*AIM OF THE TASK*
Without the pictures, print each of the records below exactly as it appears.

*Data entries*
* * *

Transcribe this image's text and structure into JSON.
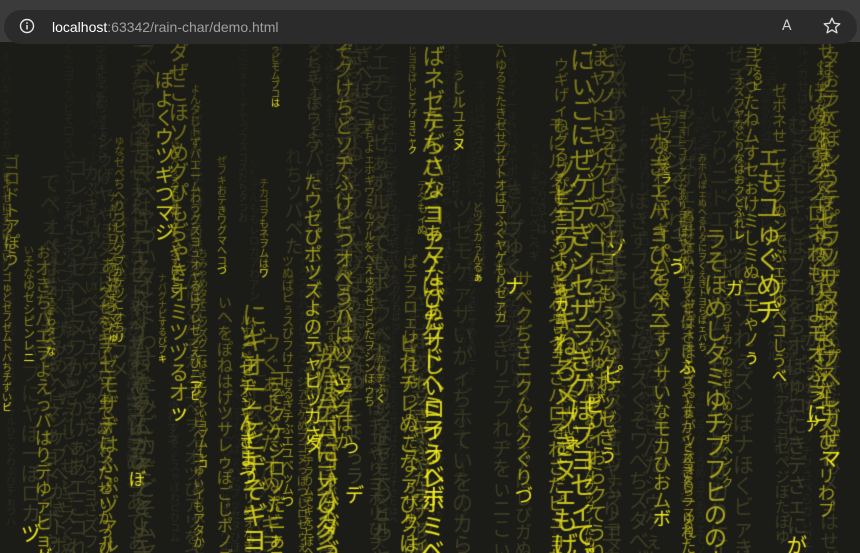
{
  "browser": {
    "address": {
      "host": "localhost",
      "rest": ":63342/rain-char/demo.html"
    },
    "icons": {
      "site_info": "info-circle-icon",
      "read_aloud": "read-aloud-icon",
      "favorite": "star-icon"
    },
    "read_aloud_label": "A",
    "colors": {
      "titlebar": "#3b3b3b",
      "addressbar": "#2b2b2b",
      "url_host": "#ffffff",
      "url_rest": "#a0a0a0"
    }
  },
  "page": {
    "name": "character-rain-canvas",
    "charset": "あいうえおかきくけこさしすせそたちつてとなにぬねのはひふへほまみむめもやゆよらりるれろわをんがぎぐげござじずぜぞだぢづでどばびぶべぼぱぴぷぺぽぁぃぅぇぉゃゅょっアイウエオカキクケコサシスセソタチツテトナニヌネノハヒフヘホマミムメモヤユヨラリルレロワヲンガギグゲゴザジズゼゾダヂヅデドバビブベボパピプペポァィゥェォャュョッー",
    "colors": {
      "background": "#1b1b17",
      "bright": "#f2ec1a",
      "mid": "#b8b21a",
      "dim": "#4a4a2a",
      "faint": "#34342a"
    }
  }
}
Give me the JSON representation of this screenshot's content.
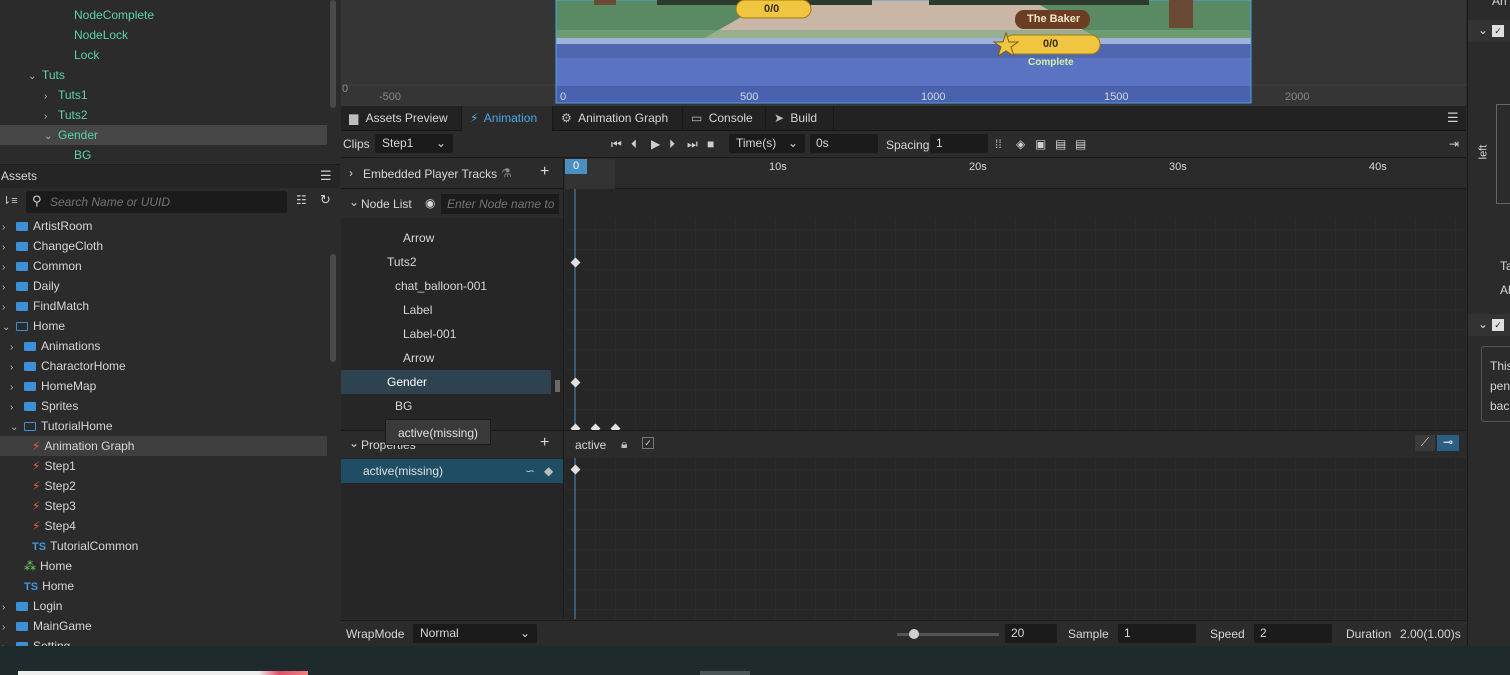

* * *

*PROBLEM SOLUTION*
Transcribe this image's text and structure into JSON.
{
  "browser": {
    "address": {
      "host": "localhost",
      "rest": ":63342/rain-char/demo.html"
    },
    "icons": {
      "site_info": "info-circle-icon",
      "read_aloud": "read-aloud-icon",
      "favorite": "star-icon"
    },
    "read_aloud_label": "A",
    "colors": {
      "titlebar": "#3b3b3b",
      "addressbar": "#2b2b2b",
      "url_host": "#ffffff",
      "url_rest": "#a0a0a0"
    }
  },
  "page": {
    "name": "character-rain-canvas",
    "charset": "あいうえおかきくけこさしすせそたちつてとなにぬねのはひふへほまみむめもやゆよらりるれろわをんがぎぐげござじずぜぞだぢづでどばびぶべぼぱぴぷぺぽぁぃぅぇぉゃゅょっアイウエオカキクケコサシスセソタチツテトナニヌネノハヒフヘホマミムメモヤユヨラリルレロワヲンガギグゲゴザジズゼゾダヂヅデドバビブベボパピプペポァィゥェォャュョッー",
    "colors": {
      "background": "#1b1b17",
      "bright": "#f2ec1a",
      "mid": "#b8b21a",
      "dim": "#4a4a2a",
      "faint": "#34342a"
    }
  }
}
Give me the JSON representation of this screenshot's content.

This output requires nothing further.